- _TASK TO COMPLETE_
Could you reproduce the lines below word for word, beginning with the first line and stopping after the line that contains "table-cell[interactable] — [1208, 628, 1273, 681]"?

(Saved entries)
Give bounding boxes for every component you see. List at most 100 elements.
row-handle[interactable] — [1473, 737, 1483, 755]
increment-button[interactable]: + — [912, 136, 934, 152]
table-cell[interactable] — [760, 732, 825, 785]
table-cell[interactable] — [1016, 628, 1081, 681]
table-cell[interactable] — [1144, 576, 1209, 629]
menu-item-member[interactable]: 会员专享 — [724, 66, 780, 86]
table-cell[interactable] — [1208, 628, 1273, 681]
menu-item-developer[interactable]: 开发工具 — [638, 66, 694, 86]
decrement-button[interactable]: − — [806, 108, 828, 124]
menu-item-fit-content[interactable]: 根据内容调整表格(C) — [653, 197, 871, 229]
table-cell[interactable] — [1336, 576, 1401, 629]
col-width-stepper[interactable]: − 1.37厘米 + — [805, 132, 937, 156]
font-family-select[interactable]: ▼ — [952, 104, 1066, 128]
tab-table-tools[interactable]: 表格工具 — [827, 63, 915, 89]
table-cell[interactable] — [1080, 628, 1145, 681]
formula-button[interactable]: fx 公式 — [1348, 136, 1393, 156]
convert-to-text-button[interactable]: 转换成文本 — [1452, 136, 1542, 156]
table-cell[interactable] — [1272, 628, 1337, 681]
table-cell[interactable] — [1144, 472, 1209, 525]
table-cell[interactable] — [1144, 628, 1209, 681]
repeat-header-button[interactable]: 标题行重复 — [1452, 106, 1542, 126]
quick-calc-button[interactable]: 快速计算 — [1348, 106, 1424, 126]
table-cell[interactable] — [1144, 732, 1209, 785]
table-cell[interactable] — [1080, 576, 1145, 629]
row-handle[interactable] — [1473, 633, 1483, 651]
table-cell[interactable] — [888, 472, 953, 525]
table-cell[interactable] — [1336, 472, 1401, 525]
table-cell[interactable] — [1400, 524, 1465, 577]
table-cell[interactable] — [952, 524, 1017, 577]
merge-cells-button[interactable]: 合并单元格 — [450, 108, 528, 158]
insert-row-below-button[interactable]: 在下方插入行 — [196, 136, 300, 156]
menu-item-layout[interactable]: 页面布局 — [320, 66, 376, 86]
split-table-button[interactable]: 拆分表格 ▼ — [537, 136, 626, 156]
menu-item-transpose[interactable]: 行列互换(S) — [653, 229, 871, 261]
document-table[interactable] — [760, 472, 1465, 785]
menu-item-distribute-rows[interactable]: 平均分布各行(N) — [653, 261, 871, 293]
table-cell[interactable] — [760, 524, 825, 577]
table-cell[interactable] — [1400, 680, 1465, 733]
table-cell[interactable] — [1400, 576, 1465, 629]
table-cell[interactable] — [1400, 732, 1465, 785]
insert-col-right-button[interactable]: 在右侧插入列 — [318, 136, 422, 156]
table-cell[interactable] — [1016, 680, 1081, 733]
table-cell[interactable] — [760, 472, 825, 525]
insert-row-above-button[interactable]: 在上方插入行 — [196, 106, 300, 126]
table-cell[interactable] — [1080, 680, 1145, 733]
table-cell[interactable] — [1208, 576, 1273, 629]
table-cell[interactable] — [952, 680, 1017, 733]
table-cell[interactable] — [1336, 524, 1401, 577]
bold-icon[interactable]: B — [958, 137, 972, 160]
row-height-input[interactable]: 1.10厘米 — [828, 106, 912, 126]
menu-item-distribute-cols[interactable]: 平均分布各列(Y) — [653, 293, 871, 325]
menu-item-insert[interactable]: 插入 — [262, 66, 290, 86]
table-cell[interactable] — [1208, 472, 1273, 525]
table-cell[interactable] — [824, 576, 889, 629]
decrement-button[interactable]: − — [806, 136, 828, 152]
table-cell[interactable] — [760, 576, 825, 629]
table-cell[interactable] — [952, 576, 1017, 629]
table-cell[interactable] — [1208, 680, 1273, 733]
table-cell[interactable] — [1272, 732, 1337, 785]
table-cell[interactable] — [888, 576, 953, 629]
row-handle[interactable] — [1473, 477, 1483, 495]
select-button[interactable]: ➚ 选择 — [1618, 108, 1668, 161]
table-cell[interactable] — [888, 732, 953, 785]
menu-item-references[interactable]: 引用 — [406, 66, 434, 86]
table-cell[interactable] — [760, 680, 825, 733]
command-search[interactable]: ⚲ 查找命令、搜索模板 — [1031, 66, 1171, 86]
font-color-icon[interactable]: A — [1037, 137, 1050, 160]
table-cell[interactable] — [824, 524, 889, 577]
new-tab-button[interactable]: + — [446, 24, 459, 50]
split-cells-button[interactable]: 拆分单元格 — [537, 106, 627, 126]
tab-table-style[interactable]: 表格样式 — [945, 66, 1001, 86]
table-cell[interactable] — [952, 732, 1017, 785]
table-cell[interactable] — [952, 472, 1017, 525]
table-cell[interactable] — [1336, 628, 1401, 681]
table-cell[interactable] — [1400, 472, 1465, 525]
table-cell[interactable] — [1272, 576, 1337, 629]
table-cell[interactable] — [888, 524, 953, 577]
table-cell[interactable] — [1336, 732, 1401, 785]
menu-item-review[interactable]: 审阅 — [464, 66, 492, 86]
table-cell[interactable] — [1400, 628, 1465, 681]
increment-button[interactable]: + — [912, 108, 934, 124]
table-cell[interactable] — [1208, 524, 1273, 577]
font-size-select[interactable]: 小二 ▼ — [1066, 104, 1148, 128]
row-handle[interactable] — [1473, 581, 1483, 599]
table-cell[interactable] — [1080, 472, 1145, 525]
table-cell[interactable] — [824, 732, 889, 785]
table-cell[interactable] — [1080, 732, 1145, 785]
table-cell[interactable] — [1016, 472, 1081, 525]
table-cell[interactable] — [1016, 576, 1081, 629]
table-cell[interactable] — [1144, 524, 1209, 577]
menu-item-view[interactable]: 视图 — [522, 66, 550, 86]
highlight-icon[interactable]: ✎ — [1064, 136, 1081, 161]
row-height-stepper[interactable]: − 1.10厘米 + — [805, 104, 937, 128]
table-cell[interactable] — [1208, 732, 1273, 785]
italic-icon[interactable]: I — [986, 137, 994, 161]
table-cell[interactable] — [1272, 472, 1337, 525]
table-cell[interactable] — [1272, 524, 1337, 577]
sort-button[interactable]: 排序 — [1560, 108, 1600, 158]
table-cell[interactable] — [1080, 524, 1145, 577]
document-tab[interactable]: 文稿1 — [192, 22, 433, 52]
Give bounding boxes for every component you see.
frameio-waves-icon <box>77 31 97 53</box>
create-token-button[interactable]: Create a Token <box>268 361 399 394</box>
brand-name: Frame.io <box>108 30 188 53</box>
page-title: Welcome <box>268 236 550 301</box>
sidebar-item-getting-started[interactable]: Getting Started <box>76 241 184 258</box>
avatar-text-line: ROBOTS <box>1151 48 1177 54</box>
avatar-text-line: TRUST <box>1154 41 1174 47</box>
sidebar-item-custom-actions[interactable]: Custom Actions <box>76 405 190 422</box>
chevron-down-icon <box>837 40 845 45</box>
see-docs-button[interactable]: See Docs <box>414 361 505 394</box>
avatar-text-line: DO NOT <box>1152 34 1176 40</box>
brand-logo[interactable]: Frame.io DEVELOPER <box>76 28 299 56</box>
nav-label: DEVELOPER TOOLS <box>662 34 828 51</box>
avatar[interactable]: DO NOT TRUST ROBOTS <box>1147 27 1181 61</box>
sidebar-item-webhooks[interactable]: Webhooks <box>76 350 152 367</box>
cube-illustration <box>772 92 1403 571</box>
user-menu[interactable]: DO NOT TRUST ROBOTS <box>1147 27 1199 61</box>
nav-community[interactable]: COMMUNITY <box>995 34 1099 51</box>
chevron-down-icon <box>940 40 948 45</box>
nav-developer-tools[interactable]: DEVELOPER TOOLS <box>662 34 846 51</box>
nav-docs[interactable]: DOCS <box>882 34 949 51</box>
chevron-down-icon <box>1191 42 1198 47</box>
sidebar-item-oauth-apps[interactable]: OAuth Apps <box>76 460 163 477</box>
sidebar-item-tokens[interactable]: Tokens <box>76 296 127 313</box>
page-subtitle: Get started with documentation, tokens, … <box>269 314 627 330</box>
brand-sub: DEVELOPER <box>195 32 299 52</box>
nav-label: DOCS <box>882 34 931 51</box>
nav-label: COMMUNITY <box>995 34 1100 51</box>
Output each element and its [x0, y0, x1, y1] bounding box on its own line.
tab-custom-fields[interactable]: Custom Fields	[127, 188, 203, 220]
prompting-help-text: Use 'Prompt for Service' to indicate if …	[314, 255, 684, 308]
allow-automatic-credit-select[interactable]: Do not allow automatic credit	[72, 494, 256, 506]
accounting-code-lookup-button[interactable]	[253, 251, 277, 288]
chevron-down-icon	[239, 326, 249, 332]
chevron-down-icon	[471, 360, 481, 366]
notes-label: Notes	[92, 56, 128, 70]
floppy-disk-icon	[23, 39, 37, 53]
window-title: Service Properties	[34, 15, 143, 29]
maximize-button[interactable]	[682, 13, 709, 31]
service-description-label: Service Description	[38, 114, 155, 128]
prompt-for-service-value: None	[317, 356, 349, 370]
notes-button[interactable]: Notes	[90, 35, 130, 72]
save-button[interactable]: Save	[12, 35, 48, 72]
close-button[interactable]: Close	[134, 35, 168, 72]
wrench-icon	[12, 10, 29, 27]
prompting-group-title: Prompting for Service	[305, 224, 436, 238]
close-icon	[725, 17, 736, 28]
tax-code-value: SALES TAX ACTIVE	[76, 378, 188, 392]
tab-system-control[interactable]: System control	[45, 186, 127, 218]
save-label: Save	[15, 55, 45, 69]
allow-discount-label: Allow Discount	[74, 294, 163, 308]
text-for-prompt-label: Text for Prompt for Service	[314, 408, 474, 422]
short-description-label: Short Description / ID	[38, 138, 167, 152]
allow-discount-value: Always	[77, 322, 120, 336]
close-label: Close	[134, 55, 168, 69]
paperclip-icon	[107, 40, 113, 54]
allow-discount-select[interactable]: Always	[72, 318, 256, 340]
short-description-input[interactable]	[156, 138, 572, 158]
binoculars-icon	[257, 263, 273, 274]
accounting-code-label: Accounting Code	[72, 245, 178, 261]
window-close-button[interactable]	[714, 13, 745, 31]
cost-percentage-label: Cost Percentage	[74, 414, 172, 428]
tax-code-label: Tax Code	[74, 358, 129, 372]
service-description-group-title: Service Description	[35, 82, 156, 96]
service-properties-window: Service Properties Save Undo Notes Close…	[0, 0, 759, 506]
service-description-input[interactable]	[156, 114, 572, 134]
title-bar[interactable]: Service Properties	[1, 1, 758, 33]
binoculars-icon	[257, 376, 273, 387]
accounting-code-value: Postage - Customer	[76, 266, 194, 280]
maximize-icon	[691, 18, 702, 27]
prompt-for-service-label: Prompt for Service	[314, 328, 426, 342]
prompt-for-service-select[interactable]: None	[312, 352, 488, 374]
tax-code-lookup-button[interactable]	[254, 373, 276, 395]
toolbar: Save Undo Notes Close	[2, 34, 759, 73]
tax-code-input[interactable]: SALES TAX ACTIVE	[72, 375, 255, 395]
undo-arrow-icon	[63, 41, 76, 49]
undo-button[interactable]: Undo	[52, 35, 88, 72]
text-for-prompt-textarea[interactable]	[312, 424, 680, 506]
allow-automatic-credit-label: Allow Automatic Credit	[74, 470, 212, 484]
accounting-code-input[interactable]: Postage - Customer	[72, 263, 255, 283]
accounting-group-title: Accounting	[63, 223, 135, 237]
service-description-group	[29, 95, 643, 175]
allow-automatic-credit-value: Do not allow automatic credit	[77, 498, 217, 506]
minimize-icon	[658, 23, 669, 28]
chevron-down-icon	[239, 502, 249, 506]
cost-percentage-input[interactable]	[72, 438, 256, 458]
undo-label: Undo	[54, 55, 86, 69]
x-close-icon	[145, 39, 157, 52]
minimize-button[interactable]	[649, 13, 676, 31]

- _COMPLETE RESPONSE_
Give bounding boxes for every component you see. List at most 100 elements.
row-handle[interactable] — [1473, 737, 1483, 755]
increment-button[interactable]: + — [912, 136, 934, 152]
table-cell[interactable] — [760, 732, 825, 785]
table-cell[interactable] — [1016, 628, 1081, 681]
table-cell[interactable] — [1144, 576, 1209, 629]
menu-item-member[interactable]: 会员专享 — [724, 66, 780, 86]
table-cell[interactable] — [1208, 628, 1273, 681]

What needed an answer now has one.